■ Text passage:
# # # # #

The rootballs are something my plants develop very nicely, though i am not completely sure of the reason. probably watering and fertilizing very often.
here's the white flower seedling from above, when i repotted it in the summer

i found a pic of the heavily branching seedling from above, whose rootball that is in the previous picture. it is absolutely amazing how much it grew.
this was last fall just before winter storage:

this was around january/february this year. the coin is croatian currency, of no use to you all unfortunately, but you see the size compared to my hand

this is in april, when i repotted it thinking it could last the season in that bowl. it didn't.

Croatia has two distinct climate regions (for such a small country): the coastal part which has a true mediterranean climate, southern parts even go up to zone 9. and then there is the northern, continental part, with cold harsh winters, heavy fog, very little sunshine around the parts with rivers etc. Unfortunately, there is a stretch of mountains between these two regions that blocks warm air from the coast (it's parallel to the coast so we're really out of luck) so the north (where i live) is really cold compared to the south. i live in the outskirts of the capital city, which has a river going through it and lots of fog therefore, and my area has several smaller rivers too. winters go down to -20 C or even more, while summers are very dry and hot, with temperatures upwards of 40C easily, especially in recent years.
Adeniums can be kept outside from around the first of may if we're lucky (it can still take a lot of dragging in and out of the house since late frosts happen often), up until the first of october. Not much of a growing season :/
My current greatest wish is to pick up my stuff and move somewhere tropical and sunny. i don't care if it's a war zone, i lived through one already, as long as it has sun and no cold :D

I remember when you wrote how your house minder drowned your plants. i didn't know they were in gritty mix though. i am so sorry, i don't let anyone mess with my plants precisely for that reason, id rather let them dry out, less damage.

# # # # #

Region annotation records

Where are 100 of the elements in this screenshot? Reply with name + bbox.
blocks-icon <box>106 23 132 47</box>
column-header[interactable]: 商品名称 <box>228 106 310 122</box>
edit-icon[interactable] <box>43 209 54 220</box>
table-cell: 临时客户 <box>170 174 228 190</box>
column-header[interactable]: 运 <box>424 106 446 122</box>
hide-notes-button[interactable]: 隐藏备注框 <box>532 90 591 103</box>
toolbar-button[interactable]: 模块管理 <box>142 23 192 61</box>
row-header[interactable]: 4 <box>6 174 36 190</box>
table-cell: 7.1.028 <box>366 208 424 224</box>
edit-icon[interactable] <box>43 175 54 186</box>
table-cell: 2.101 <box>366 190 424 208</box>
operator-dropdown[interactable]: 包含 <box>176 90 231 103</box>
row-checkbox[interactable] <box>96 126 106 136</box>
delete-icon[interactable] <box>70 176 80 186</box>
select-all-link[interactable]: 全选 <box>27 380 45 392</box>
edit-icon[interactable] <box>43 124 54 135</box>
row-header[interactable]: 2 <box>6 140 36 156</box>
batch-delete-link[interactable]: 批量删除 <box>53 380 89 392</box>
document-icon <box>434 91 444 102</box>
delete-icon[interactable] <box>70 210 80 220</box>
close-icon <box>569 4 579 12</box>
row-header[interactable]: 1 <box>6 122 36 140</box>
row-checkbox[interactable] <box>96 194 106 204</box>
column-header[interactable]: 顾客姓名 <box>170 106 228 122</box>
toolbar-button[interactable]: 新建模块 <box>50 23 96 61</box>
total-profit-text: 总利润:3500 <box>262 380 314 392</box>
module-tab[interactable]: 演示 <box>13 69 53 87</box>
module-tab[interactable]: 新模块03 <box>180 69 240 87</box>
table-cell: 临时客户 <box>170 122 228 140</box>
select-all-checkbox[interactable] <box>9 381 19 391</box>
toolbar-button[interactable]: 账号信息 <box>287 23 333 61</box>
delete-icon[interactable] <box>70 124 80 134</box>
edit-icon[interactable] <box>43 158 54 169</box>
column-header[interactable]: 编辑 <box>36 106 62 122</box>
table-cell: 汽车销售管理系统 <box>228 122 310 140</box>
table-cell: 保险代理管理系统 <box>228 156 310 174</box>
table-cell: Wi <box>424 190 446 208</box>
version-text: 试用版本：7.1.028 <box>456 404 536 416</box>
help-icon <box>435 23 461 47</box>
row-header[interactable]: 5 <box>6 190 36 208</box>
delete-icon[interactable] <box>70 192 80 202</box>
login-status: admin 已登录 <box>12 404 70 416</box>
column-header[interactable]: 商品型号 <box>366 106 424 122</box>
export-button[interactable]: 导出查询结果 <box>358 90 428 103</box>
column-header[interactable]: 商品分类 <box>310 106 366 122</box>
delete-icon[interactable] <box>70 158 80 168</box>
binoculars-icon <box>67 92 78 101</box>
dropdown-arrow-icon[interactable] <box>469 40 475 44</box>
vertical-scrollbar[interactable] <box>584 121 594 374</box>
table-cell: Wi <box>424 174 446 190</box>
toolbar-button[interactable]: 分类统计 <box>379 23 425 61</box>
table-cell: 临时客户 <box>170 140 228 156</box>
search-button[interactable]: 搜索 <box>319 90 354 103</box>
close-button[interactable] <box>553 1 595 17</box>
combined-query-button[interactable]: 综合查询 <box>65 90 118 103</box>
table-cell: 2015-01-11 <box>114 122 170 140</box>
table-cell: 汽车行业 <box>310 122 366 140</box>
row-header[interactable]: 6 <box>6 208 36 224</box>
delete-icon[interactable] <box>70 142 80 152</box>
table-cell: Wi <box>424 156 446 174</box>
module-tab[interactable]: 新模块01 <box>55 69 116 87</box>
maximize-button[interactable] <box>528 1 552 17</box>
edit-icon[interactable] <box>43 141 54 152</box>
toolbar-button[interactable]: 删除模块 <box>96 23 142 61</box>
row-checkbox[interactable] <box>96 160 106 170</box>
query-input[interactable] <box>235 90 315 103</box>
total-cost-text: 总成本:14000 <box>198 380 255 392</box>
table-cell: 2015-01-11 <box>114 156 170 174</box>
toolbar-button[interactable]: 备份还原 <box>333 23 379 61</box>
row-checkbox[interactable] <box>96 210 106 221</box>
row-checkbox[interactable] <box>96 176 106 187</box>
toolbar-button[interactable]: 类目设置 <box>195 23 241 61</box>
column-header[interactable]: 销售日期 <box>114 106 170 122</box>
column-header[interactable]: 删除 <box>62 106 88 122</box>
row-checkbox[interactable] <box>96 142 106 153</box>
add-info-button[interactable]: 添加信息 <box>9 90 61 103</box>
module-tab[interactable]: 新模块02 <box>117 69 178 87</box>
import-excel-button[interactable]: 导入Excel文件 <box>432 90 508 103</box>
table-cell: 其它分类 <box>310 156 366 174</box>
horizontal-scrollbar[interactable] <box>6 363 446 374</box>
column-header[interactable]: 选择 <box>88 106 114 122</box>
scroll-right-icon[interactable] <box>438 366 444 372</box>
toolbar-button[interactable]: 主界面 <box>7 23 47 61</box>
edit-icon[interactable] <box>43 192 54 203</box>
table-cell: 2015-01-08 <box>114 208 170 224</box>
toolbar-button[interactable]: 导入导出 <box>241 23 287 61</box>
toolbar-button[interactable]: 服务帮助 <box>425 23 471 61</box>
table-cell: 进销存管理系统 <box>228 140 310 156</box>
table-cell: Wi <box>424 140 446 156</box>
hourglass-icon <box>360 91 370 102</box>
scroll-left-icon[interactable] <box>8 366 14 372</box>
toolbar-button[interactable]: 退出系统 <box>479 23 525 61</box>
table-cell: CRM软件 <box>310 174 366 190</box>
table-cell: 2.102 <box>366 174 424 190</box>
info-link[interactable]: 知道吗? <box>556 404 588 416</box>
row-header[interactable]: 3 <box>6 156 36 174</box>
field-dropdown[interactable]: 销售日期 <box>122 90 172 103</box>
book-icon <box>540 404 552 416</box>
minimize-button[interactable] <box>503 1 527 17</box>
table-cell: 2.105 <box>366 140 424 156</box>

# # # # #

■ Work instructions:
a - In the post about growing adeniums, during what period can adeniums be kept outside?
b - Echo the post about growing adeniums between "The rootballs are" and "much it grew.", inclusive.

■ Correct answers:
a - From around the first of May, if lucky, up until the first of October.

b -
The rootballs are something my plants develop very nicely, though i am not completely sure of the reason. probably watering and fertilizing very often.
here's the white flower seedling from above, when i repotted it in the summer

i found a pic of the heavily branching seedling from above, whose rootball that is in the previous picture. it is absolutely amazing how much it grew.